YOUR ASSIGNMENT:
Find every line below with the string "Wilhelmst" and pick it out.

START AVAILABLE DATA

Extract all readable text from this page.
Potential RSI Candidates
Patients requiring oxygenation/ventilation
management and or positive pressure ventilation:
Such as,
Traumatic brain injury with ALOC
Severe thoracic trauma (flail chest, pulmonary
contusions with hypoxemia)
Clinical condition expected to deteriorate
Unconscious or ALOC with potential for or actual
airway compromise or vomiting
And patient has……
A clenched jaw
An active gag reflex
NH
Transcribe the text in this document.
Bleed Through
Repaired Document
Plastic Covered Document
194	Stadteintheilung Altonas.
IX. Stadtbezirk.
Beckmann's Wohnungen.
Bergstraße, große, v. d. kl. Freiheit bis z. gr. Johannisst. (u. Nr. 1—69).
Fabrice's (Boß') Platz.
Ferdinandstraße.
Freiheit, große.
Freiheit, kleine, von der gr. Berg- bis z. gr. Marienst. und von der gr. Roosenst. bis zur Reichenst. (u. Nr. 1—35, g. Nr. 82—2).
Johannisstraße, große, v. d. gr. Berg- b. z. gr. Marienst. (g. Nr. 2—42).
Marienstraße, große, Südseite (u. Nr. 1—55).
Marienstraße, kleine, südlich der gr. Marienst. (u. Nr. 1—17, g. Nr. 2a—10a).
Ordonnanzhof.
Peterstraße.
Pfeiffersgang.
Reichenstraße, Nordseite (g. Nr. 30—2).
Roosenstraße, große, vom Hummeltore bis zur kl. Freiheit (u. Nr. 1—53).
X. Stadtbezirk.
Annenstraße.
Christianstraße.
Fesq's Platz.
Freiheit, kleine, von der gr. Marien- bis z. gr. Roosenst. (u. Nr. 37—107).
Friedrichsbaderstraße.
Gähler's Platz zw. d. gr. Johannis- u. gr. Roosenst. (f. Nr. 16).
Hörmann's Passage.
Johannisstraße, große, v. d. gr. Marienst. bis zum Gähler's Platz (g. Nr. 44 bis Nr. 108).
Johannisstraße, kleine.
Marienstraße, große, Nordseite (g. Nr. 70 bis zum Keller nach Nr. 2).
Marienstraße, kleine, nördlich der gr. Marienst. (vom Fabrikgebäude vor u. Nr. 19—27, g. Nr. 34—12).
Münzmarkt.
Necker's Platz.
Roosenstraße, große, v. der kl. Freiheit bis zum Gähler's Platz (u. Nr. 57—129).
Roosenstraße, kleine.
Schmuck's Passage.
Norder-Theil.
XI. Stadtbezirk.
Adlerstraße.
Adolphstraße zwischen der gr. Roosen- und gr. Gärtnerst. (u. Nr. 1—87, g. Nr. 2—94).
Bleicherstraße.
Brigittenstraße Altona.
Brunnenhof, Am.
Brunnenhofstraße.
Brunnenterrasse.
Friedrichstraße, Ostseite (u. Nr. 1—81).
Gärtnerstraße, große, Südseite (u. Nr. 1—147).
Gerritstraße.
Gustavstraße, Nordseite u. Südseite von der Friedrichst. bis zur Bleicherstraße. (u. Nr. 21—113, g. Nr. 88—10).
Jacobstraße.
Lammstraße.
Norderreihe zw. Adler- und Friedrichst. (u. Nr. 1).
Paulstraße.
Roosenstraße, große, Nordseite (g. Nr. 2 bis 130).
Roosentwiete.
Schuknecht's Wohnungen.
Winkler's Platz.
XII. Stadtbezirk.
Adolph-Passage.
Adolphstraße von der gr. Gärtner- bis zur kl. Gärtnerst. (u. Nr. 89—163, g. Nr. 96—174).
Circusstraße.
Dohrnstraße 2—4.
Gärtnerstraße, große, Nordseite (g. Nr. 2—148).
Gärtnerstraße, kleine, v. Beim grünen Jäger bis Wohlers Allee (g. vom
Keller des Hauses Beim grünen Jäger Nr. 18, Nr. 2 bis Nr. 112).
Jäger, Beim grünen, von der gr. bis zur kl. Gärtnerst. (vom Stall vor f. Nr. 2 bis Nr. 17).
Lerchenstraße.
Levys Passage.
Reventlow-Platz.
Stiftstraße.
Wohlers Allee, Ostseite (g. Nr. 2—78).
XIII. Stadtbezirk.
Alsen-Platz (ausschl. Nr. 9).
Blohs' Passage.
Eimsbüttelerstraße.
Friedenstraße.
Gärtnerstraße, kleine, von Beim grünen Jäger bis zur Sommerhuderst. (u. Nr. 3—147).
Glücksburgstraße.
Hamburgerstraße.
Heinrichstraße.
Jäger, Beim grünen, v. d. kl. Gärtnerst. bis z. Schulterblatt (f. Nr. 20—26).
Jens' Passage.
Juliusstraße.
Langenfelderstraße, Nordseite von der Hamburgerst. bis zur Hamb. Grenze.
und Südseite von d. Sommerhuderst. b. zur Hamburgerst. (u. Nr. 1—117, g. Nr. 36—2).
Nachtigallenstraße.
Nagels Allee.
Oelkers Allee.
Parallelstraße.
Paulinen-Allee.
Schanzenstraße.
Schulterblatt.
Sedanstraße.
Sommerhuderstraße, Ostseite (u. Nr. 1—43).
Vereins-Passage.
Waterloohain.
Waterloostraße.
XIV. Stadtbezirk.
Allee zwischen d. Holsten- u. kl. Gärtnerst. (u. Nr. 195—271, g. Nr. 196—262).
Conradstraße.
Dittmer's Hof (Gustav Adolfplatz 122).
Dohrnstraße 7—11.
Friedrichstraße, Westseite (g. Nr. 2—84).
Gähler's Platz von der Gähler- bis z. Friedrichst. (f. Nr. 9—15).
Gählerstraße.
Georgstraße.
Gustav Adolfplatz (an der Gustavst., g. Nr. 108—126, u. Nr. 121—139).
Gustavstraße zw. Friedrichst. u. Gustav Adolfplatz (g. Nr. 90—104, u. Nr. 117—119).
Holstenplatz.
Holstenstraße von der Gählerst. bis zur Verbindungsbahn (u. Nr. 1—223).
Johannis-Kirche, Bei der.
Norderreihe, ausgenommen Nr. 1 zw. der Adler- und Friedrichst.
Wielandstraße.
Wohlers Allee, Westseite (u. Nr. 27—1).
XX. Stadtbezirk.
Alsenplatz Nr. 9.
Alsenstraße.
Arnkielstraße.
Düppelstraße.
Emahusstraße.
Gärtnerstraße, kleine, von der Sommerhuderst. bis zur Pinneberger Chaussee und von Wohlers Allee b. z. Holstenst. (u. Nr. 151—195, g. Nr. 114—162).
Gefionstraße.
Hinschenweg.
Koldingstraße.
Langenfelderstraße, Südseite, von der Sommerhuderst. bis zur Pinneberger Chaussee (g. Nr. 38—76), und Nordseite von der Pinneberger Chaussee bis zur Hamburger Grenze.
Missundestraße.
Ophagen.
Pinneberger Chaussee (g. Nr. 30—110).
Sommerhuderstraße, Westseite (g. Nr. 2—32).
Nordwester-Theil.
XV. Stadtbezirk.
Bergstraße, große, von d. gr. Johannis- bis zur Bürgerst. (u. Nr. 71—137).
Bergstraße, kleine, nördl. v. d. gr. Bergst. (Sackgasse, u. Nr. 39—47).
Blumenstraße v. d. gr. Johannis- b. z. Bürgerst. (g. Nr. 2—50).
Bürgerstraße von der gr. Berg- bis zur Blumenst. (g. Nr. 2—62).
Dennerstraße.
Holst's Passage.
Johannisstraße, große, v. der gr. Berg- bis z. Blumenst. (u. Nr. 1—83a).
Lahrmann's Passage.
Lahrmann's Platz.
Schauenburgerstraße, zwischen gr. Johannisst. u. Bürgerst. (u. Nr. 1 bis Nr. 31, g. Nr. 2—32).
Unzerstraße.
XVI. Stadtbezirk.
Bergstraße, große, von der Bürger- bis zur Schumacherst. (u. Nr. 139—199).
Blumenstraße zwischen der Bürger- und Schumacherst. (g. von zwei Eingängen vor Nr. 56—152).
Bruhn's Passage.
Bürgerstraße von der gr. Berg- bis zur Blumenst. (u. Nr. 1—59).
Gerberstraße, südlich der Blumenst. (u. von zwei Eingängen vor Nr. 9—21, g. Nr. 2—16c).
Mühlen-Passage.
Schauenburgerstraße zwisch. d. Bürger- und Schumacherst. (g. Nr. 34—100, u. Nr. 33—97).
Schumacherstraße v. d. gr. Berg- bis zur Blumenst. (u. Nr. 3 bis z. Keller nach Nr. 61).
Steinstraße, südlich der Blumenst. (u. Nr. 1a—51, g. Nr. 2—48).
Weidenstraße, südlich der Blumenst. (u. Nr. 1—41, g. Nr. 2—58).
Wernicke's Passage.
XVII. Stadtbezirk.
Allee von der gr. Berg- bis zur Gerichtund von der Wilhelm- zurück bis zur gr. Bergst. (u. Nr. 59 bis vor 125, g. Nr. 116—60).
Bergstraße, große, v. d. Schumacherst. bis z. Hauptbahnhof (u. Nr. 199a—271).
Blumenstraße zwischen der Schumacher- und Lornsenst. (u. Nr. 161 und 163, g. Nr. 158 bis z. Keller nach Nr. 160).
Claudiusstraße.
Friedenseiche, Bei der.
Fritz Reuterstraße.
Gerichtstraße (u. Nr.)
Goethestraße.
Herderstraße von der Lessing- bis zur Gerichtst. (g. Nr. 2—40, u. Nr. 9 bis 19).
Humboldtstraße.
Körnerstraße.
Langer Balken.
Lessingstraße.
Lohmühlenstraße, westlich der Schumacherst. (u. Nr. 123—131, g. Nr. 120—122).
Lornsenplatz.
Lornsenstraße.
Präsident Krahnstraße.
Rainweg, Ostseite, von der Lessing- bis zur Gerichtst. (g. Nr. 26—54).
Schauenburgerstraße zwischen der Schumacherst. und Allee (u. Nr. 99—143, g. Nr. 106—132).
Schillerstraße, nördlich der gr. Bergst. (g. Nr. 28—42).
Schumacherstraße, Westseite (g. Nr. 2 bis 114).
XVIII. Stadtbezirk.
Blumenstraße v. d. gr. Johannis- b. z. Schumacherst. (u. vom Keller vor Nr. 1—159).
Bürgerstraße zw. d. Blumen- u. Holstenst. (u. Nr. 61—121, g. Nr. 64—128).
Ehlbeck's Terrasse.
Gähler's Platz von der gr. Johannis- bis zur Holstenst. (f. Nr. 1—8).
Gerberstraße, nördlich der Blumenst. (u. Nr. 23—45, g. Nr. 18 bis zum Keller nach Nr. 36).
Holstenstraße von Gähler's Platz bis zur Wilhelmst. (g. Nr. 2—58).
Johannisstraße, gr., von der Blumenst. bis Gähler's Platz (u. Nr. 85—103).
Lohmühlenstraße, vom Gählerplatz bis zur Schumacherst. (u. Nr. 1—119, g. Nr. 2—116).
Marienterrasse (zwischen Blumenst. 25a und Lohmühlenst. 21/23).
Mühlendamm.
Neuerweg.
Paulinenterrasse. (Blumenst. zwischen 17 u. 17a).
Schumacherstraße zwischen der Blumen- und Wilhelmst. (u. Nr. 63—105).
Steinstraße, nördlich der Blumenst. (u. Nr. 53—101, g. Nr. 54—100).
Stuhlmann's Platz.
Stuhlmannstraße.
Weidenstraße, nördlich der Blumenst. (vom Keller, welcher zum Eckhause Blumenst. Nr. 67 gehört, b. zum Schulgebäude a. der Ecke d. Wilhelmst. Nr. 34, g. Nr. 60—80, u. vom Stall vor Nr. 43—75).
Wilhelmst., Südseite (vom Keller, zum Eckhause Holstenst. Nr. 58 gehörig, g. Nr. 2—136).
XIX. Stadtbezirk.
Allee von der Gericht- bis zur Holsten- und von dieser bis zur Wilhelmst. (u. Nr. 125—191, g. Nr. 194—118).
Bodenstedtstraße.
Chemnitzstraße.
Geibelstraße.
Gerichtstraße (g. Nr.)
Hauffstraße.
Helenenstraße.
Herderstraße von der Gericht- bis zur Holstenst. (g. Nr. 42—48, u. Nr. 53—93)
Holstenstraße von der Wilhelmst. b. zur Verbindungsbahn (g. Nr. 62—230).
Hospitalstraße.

END AVAILABLE DATA

RESPONSE FOR THIS EXERCISE:
Holstenstraße von Gähler's Platz bis zur Wilhelmst. (g. Nr. 2—58).
Schumacherstraße zwischen der Blumen- und Wilhelmst. (u. Nr. 63—105).
Weidenstraße, nördlich der Blumenst. (vom Keller, welcher zum Eckhause Blumenst. Nr. 67 gehört, b. zum Schulgebäude a. der Ecke d. Wilhelmst. Nr. 34, g. Nr. 60—80, u. vom Stall vor Nr. 43—75).
Wilhelmst., Südseite (vom Keller, zum Eckhause Holstenst. Nr. 58 gehörig, g. Nr. 2—136).
Allee von der Gericht- bis zur Holsten- und von dieser bis zur Wilhelmst. (u. Nr. 125—191, g. Nr. 194—118).
Holstenstraße von der Wilhelmst. b. zur Verbindungsbahn (g. Nr. 62—230).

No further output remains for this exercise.